Document passage:
•••••
In this article, we will look at different ways to supply configuration to Terraform templates.

We need to give Terraform extra configuration because our templates should be re-usable for different environments and different settings.

We should, whenever possible, use the same template to provision both production and test environments.

The only difference between this environments is the configuration we are injecting into the template.

Let's get straight to coding.

The first and most common way to configure Terraform templates is to use variables.

The best practice to define all the variables is to create a separate file.

When we run Terraform commands, it discovers all the files with .tf extension in the current directory.

The first variable I need is the authentication token.

It's important to keep such a sensitive data outside the Terraform template itself. Most likely, you are going to store the templates in Git. You should never store secrets in plain text in your Git repositories.

To define a variable, we need to type the variable statement followed by the variable name.

Inside the variable block we should define the variable and, when applicable, the default value.

There are multiple different variables types in Terraform.

We can use a number of simple data types, like lists, numbers, maps and simple objects in addition to the string type that I am going to use.

It's a good practice to also set the description for your variable, so that it's purpose is clear.

The second variable is the environment. I will set prod as the default value.

The last variable I will define is the project name variable.

Screenshot of a computer screen displaying code in a text editor with a dark background, showing definitions of variables in a Terraform configuration file.
•••••
Data:
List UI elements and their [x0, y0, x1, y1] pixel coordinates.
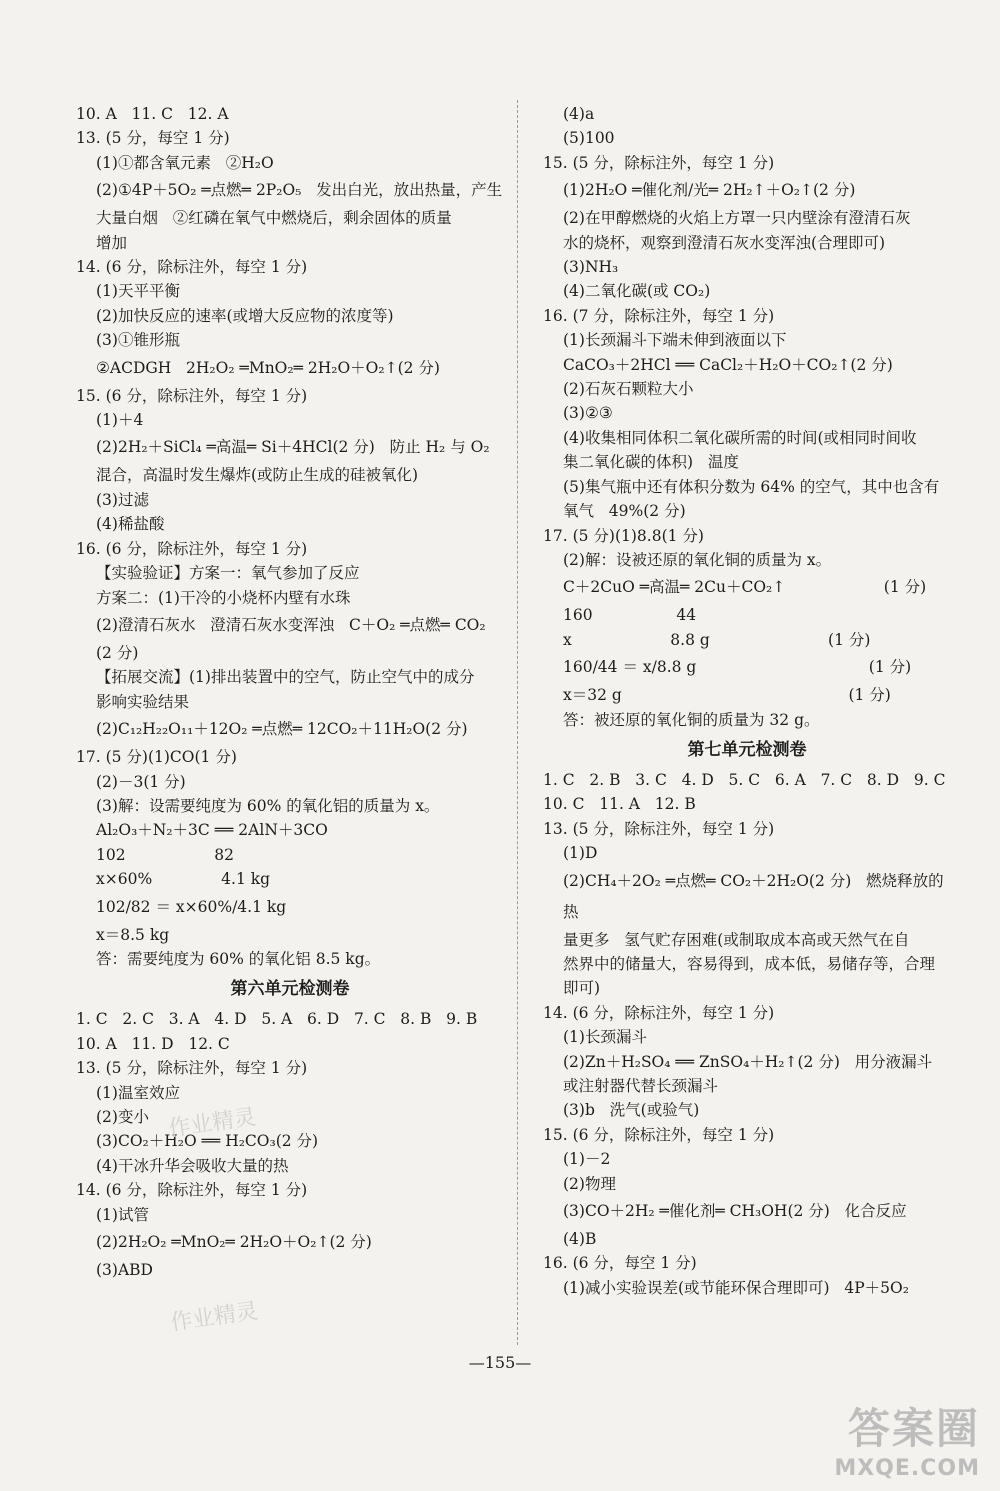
- answer-line: 方案二：(1)干冷的小烧杯内壁有水珠: [96, 588, 351, 607]
- answer-line: (4)二氧化碳(或 CO₂): [563, 282, 711, 301]
- answer-line: (3)ABD: [96, 1261, 153, 1280]
- answer-line: (2)2H₂O₂ ═MnO₂═ 2H₂O＋O₂↑(2 分): [96, 1233, 372, 1252]
- answer-line: (1)＋4: [96, 411, 144, 430]
- answer-line: x×60% 4.1 kg: [96, 870, 271, 889]
- answer-line: 160 44: [563, 606, 697, 625]
- answer-line: (2)2H₂＋SiCl₄ ═高温═ Si＋4HCl(2 分) 防止 H₂ 与 O₂: [96, 438, 490, 457]
- answer-line: (5)集气瓶中还有体积分数为 64% 的空气，其中也含有: [563, 477, 940, 496]
- right-column: [543, 102, 951, 1300]
- answer-line: 10. A 11. D 12. C: [76, 1034, 230, 1053]
- answer-line: (2)变小: [96, 1108, 149, 1126]
- column-divider: [517, 100, 518, 1345]
- answer-line: (3)解：设需要纯度为 60% 的氧化铝的质量为 x。: [96, 796, 440, 815]
- answer-line: 13. (5 分，每空 1 分): [76, 129, 230, 148]
- answer-line: 10. A 11. C 12. A: [76, 105, 229, 123]
- answer-line: 【实验验证】方案一：氧气参加了反应: [96, 564, 360, 583]
- left-column: [76, 102, 504, 1282]
- answer-line: (4)收集相同体积二氧化碳所需的时间(或相同时间收: [563, 428, 917, 447]
- answer-line: (3)b 洗气(或验气): [563, 1101, 700, 1120]
- answer-line: (3)①锥形瓶: [96, 331, 180, 350]
- answer-line: (3)NH₃: [563, 258, 619, 277]
- answer-line: 16. (6 分，每空 1 分): [543, 1254, 697, 1273]
- answer-line: C＋2CuO ═高温═ 2Cu＋CO₂↑ (1 分): [563, 578, 927, 597]
- answer-line: 1. C 2. B 3. C 4. D 5. C 6. A 7. C 8. D 9. C: [543, 770, 946, 789]
- answer-line: (2)Zn＋H₂SO₄ ══ ZnSO₄＋H₂↑(2 分) 用分液漏斗: [563, 1052, 933, 1071]
- answer-line: 102/82 ＝ x×60%/4.1 kg: [96, 897, 287, 916]
- stamp-watermark: 作业精灵: [168, 1298, 260, 1336]
- answer-line: (1)D: [563, 844, 598, 863]
- answer-line: 17. (5 分)(1)CO(1 分): [76, 748, 237, 767]
- answer-line: (2)石灰石颗粒大小: [563, 380, 694, 399]
- answer-line: 16. (6 分，除标注外，每空 1 分): [76, 539, 308, 558]
- answer-line: 氧气 49%(2 分): [563, 502, 686, 521]
- answer-line: (4)a: [563, 105, 595, 123]
- answer-line: (2)澄清石灰水 澄清石灰水变浑浊 C＋O₂ ═点燃═ CO₂: [96, 615, 486, 634]
- answer-line: (1)－2: [563, 1150, 611, 1169]
- answer-line: 量更多 氢气贮存困难(或制取成本高或天然气在自: [563, 930, 910, 949]
- answer-line: (3)过滤: [96, 490, 149, 509]
- answer-line: (2)物理: [563, 1174, 616, 1193]
- answer-line: 16. (7 分，除标注外，每空 1 分): [543, 306, 775, 325]
- answer-line: CaCO₃＋2HCl ══ CaCl₂＋H₂O＋CO₂↑(2 分): [563, 355, 893, 374]
- answer-line: x 8.8 g (1 分): [563, 630, 871, 649]
- answer-line: 15. (6 分，除标注外，每空 1 分): [76, 386, 308, 405]
- answer-line: 水的烧杯，观察到澄清石灰水变浑浊(合理即可): [563, 233, 886, 252]
- answer-line: x＝8.5 kg: [96, 925, 170, 944]
- answer-line: 17. (5 分)(1)8.8(1 分): [543, 526, 704, 545]
- answer-line: (1)长颈漏斗下端未伸到液面以下: [563, 331, 787, 350]
- answer-line: (3)CO＋2H₂ ═催化剂═ CH₃OH(2 分) 化合反应: [563, 1202, 907, 1221]
- answer-line: 10. C 11. A 12. B: [543, 795, 696, 814]
- answer-line: (4)稀盐酸: [96, 515, 165, 534]
- answer-line: ②ACDGH 2H₂O₂ ═MnO₂═ 2H₂O＋O₂↑(2 分): [96, 358, 440, 377]
- site-watermark: [834, 1396, 980, 1481]
- answer-line: 增加: [96, 233, 128, 252]
- answer-line: 答：需要纯度为 60% 的氧化铝 8.5 kg。: [96, 949, 381, 968]
- answer-line: 集二氧化碳的体积) 温度: [563, 453, 739, 472]
- answer-line: 14. (6 分，除标注外，每空 1 分): [76, 258, 308, 277]
- answer-line: 102 82: [96, 845, 234, 864]
- answer-line: (4)B: [563, 1230, 597, 1249]
- answer-line: 15. (6 分，除标注外，每空 1 分): [543, 1125, 775, 1144]
- watermark-logo: 答案圈: [847, 1404, 980, 1453]
- answer-line: (4)干冰升华会吸收大量的热: [96, 1156, 289, 1175]
- answer-line: 或注射器代替长颈漏斗: [563, 1077, 719, 1095]
- page-number: —155—: [468, 1353, 532, 1372]
- answer-line: x＝32 g (1 分): [563, 686, 891, 705]
- section-title: 第七单元检测卷: [687, 739, 807, 760]
- answer-line: 大量白烟 ②红磷在氧气中燃烧后，剩余固体的质量: [96, 209, 452, 228]
- answer-line: 14. (6 分，除标注外，每空 1 分): [76, 1181, 308, 1200]
- answer-line: (5)100: [563, 129, 615, 148]
- answer-line: (1)①都含氧元素 ②H₂O: [96, 153, 274, 172]
- answer-line: (2)C₁₂H₂₂O₁₁＋12O₂ ═点燃═ 12CO₂＋11H₂O(2 分): [96, 720, 468, 739]
- answer-line: 1. C 2. C 3. A 4. D 5. A 6. D 7. C 8. B 9. B: [76, 1010, 478, 1029]
- answer-line: (1)长颈漏斗: [563, 1028, 647, 1047]
- answer-line: 160/44 ＝ x/8.8 g (1 分): [563, 658, 912, 677]
- answer-line: (2)解：设被还原的氧化铜的质量为 x。: [563, 550, 832, 569]
- answer-line: 混合，高温时发生爆炸(或防止生成的硅被氧化): [96, 466, 419, 485]
- answer-line: 答：被还原的氧化铜的质量为 32 g。: [563, 710, 820, 729]
- answer-line: (1)温室效应: [96, 1083, 180, 1102]
- answer-line: (1)减小实验误差(或节能环保合理即可) 4P＋5O₂: [563, 1278, 909, 1297]
- answer-line: 13. (5 分，除标注外，每空 1 分): [543, 819, 775, 838]
- answer-line: 13. (5 分，除标注外，每空 1 分): [76, 1059, 308, 1078]
- answer-line: 【拓展交流】(1)排出装置中的空气，防止空气中的成分: [96, 668, 475, 687]
- stamp-watermark: 作业精灵: [166, 1104, 258, 1142]
- answer-line: 然界中的储量大，容易得到，成本低，易储存等，合理: [563, 954, 936, 973]
- answer-line: (2)加快反应的速率(或增大反应物的浓度等): [96, 306, 394, 325]
- answer-line: (1)试管: [96, 1205, 149, 1224]
- answer-line: (3)②③: [563, 404, 613, 423]
- answer-line: 影响实验结果: [96, 692, 190, 711]
- answer-line: (1)2H₂O ═催化剂/光═ 2H₂↑＋O₂↑(2 分): [563, 181, 856, 200]
- answer-line: (2)CH₄＋2O₂ ═点燃═ CO₂＋2H₂O(2 分) 燃烧释放的热: [563, 871, 944, 921]
- answer-line: (1)天平平衡: [96, 282, 180, 301]
- watermark-url: MXQE.COM: [834, 1456, 980, 1481]
- answer-line: (3)CO₂＋H₂O ══ H₂CO₃(2 分): [96, 1132, 319, 1151]
- answer-line: (2)在甲醇燃烧的火焰上方罩一只内壁涂有澄清石灰: [563, 209, 911, 228]
- answer-line: (2)①4P＋5O₂ ═点燃═ 2P₂O₅ 发出白光，放出热量，产生: [96, 181, 503, 200]
- answer-line: (2)－3(1 分): [96, 772, 186, 791]
- section-title: 第六单元检测卷: [230, 979, 350, 1000]
- answer-line: 15. (5 分，除标注外，每空 1 分): [543, 153, 775, 172]
- answer-line: 即可): [563, 979, 601, 998]
- answer-line: Al₂O₃＋N₂＋3C ══ 2AlN＋3CO: [96, 821, 328, 840]
- answer-line: (2 分): [96, 643, 139, 662]
- answer-line: 14. (6 分，除标注外，每空 1 分): [543, 1003, 775, 1022]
•••••
Tasks:
(1) Name every data type that the Terraform passage mentions for variables.
(2) In the rows, begin at the line that has "- answer-line: 方案二：(1)干冷的小烧杯内壁有水珠: [96, 588, 351, 607]" and stop after the line that has "- answer-line: (1)D: [563, 844, 598, 863]". Copy those lines and no others, keeping every character unchanged.

Responses by task:
(1) lists, numbers, maps, simple objects, string

(2)
- answer-line: 方案二：(1)干冷的小烧杯内壁有水珠: [96, 588, 351, 607]
- answer-line: (4)二氧化碳(或 CO₂): [563, 282, 711, 301]
- answer-line: (3)ABD: [96, 1261, 153, 1280]
- answer-line: (2)2H₂O₂ ═MnO₂═ 2H₂O＋O₂↑(2 分): [96, 1233, 372, 1252]
- answer-line: (1)＋4: [96, 411, 144, 430]
- answer-line: x×60% 4.1 kg: [96, 870, 271, 889]
- answer-line: 160 44: [563, 606, 697, 625]
- answer-line: (2)2H₂＋SiCl₄ ═高温═ Si＋4HCl(2 分) 防止 H₂ 与 O₂: [96, 438, 490, 457]
- answer-line: (5)集气瓶中还有体积分数为 64% 的空气，其中也含有: [563, 477, 940, 496]
- right-column: [543, 102, 951, 1300]
- answer-line: 10. A 11. D 12. C: [76, 1034, 230, 1053]
- answer-line: (2)变小: [96, 1108, 149, 1126]
- column-divider: [517, 100, 518, 1345]
- answer-line: (3)解：设需要纯度为 60% 的氧化铝的质量为 x。: [96, 796, 440, 815]
- answer-line: 13. (5 分，每空 1 分): [76, 129, 230, 148]
- answer-line: 10. A 11. C 12. A: [76, 105, 229, 123]
- answer-line: 【实验验证】方案一：氧气参加了反应: [96, 564, 360, 583]
- left-column: [76, 102, 504, 1282]
- answer-line: (4)收集相同体积二氧化碳所需的时间(或相同时间收: [563, 428, 917, 447]
- answer-line: (3)b 洗气(或验气): [563, 1101, 700, 1120]
- answer-line: (3)①锥形瓶: [96, 331, 180, 350]
- answer-line: (3)NH₃: [563, 258, 619, 277]
- answer-line: 16. (6 分，每空 1 分): [543, 1254, 697, 1273]
- answer-line: C＋2CuO ═高温═ 2Cu＋CO₂↑ (1 分): [563, 578, 927, 597]
- answer-line: 1. C 2. B 3. C 4. D 5. C 6. A 7. C 8. D 9. C: [543, 770, 946, 789]
- answer-line: (2)Zn＋H₂SO₄ ══ ZnSO₄＋H₂↑(2 分) 用分液漏斗: [563, 1052, 933, 1071]
- answer-line: 102/82 ＝ x×60%/4.1 kg: [96, 897, 287, 916]
- stamp-watermark: 作业精灵: [168, 1298, 260, 1336]
- answer-line: (1)D: [563, 844, 598, 863]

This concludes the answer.